→ **AIM**:
Can you quote the records below in full, word for word?

START DATA SHOWN

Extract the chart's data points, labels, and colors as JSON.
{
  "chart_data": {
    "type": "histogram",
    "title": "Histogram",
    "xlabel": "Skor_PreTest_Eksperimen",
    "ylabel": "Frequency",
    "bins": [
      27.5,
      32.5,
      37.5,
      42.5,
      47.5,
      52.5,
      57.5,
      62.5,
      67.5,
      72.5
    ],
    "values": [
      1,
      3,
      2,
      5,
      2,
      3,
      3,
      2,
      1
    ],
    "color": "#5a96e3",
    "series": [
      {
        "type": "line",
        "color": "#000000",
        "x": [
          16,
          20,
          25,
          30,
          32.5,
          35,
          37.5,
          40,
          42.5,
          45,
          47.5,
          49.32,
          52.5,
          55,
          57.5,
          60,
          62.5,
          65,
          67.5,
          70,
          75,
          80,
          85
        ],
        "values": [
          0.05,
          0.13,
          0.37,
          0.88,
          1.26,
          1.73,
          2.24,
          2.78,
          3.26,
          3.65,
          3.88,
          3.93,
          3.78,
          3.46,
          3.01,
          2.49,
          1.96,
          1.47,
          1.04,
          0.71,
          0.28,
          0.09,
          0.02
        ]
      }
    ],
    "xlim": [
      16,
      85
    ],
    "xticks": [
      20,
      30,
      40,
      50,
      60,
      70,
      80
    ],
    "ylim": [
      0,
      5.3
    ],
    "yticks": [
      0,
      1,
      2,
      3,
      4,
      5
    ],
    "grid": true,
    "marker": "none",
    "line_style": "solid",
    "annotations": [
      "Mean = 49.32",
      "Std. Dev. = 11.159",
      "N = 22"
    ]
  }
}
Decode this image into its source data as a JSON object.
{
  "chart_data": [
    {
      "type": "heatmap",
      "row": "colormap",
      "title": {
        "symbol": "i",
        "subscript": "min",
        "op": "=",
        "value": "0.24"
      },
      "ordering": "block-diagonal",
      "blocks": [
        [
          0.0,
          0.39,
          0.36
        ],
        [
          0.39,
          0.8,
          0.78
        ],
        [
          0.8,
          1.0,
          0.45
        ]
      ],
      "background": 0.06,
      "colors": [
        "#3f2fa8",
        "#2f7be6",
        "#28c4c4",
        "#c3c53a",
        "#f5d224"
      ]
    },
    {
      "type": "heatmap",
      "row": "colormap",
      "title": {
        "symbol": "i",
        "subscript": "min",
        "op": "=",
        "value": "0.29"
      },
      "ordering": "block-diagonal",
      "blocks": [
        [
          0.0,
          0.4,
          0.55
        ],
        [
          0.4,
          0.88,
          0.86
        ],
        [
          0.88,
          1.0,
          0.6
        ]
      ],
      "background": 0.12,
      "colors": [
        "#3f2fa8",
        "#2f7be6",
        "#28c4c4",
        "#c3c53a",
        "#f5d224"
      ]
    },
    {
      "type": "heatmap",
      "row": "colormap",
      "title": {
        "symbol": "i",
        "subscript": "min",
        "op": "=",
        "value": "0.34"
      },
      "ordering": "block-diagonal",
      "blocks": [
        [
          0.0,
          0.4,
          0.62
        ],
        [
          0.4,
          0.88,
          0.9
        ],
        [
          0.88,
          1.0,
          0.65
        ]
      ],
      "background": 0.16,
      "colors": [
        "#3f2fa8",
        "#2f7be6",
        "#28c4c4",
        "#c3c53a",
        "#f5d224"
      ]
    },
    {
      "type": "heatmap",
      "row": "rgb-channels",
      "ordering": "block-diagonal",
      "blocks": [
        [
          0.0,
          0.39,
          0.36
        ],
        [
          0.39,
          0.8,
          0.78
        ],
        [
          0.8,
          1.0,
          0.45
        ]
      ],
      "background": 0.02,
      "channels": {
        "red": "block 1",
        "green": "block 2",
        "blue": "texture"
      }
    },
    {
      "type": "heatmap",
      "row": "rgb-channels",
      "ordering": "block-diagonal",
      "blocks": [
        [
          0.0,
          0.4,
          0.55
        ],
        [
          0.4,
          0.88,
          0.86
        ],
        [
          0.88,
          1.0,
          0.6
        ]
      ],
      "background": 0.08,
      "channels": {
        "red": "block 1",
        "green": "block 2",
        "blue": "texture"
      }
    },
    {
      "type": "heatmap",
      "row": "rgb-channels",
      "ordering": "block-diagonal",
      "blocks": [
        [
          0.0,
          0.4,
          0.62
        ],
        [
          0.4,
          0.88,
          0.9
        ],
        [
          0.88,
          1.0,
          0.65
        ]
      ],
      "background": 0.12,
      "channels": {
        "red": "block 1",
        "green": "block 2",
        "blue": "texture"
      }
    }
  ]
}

END DATA SHOWN

→ **OUTPUT**:
Extract the chart's data points, labels, and colors as JSON.
{
  "chart_data": {
    "type": "histogram",
    "title": "Histogram",
    "xlabel": "Skor_PreTest_Eksperimen",
    "ylabel": "Frequency",
    "bins": [
      27.5,
      32.5,
      37.5,
      42.5,
      47.5,
      52.5,
      57.5,
      62.5,
      67.5,
      72.5
    ],
    "values": [
      1,
      3,
      2,
      5,
      2,
      3,
      3,
      2,
      1
    ],
    "color": "#5a96e3",
    "series": [
      {
        "type": "line",
        "color": "#000000",
        "x": [
          16,
          20,
          25,
          30,
          32.5,
          35,
          37.5,
          40,
          42.5,
          45,
          47.5,
          49.32,
          52.5,
          55,
          57.5,
          60,
          62.5,
          65,
          67.5,
          70,
          75,
          80,
          85
        ],
        "values": [
          0.05,
          0.13,
          0.37,
          0.88,
          1.26,
          1.73,
          2.24,
          2.78,
          3.26,
          3.65,
          3.88,
          3.93,
          3.78,
          3.46,
          3.01,
          2.49,
          1.96,
          1.47,
          1.04,
          0.71,
          0.28,
          0.09,
          0.02
        ]
      }
    ],
    "xlim": [
      16,
      85
    ],
    "xticks": [
      20,
      30,
      40,
      50,
      60,
      70,
      80
    ],
    "ylim": [
      0,
      5.3
    ],
    "yticks": [
      0,
      1,
      2,
      3,
      4,
      5
    ],
    "grid": true,
    "marker": "none",
    "line_style": "solid",
    "annotations": [
      "Mean = 49.32",
      "Std. Dev. = 11.159",
      "N = 22"
    ]
  }
}
Decode this image into its source data as a JSON object.
{
  "chart_data": [
    {
      "type": "heatmap",
      "row": "colormap",
      "title": {
        "symbol": "i",
        "subscript": "min",
        "op": "=",
        "value": "0.24"
      },
      "ordering": "block-diagonal",
      "blocks": [
        [
          0.0,
          0.39,
          0.36
        ],
        [
          0.39,
          0.8,
          0.78
        ],
        [
          0.8,
          1.0,
          0.45
        ]
      ],
      "background": 0.06,
      "colors": [
        "#3f2fa8",
        "#2f7be6",
        "#28c4c4",
        "#c3c53a",
        "#f5d224"
      ]
    },
    {
      "type": "heatmap",
      "row": "colormap",
      "title": {
        "symbol": "i",
        "subscript": "min",
        "op": "=",
        "value": "0.29"
      },
      "ordering": "block-diagonal",
      "blocks": [
        [
          0.0,
          0.4,
          0.55
        ],
        [
          0.4,
          0.88,
          0.86
        ],
        [
          0.88,
          1.0,
          0.6
        ]
      ],
      "background": 0.12,
      "colors": [
        "#3f2fa8",
        "#2f7be6",
        "#28c4c4",
        "#c3c53a",
        "#f5d224"
      ]
    },
    {
      "type": "heatmap",
      "row": "colormap",
      "title": {
        "symbol": "i",
        "subscript": "min",
        "op": "=",
        "value": "0.34"
      },
      "ordering": "block-diagonal",
      "blocks": [
        [
          0.0,
          0.4,
          0.62
        ],
        [
          0.4,
          0.88,
          0.9
        ],
        [
          0.88,
          1.0,
          0.65
        ]
      ],
      "background": 0.16,
      "colors": [
        "#3f2fa8",
        "#2f7be6",
        "#28c4c4",
        "#c3c53a",
        "#f5d224"
      ]
    },
    {
      "type": "heatmap",
      "row": "rgb-channels",
      "ordering": "block-diagonal",
      "blocks": [
        [
          0.0,
          0.39,
          0.36
        ],
        [
          0.39,
          0.8,
          0.78
        ],
        [
          0.8,
          1.0,
          0.45
        ]
      ],
      "background": 0.02,
      "channels": {
        "red": "block 1",
        "green": "block 2",
        "blue": "texture"
      }
    },
    {
      "type": "heatmap",
      "row": "rgb-channels",
      "ordering": "block-diagonal",
      "blocks": [
        [
          0.0,
          0.4,
          0.55
        ],
        [
          0.4,
          0.88,
          0.86
        ],
        [
          0.88,
          1.0,
          0.6
        ]
      ],
      "background": 0.08,
      "channels": {
        "red": "block 1",
        "green": "block 2",
        "blue": "texture"
      }
    },
    {
      "type": "heatmap",
      "row": "rgb-channels",
      "ordering": "block-diagonal",
      "blocks": [
        [
          0.0,
          0.4,
          0.62
        ],
        [
          0.4,
          0.88,
          0.9
        ],
        [
          0.88,
          1.0,
          0.65
        ]
      ],
      "background": 0.12,
      "channels": {
        "red": "block 1",
        "green": "block 2",
        "blue": "texture"
      }
    }
  ]
}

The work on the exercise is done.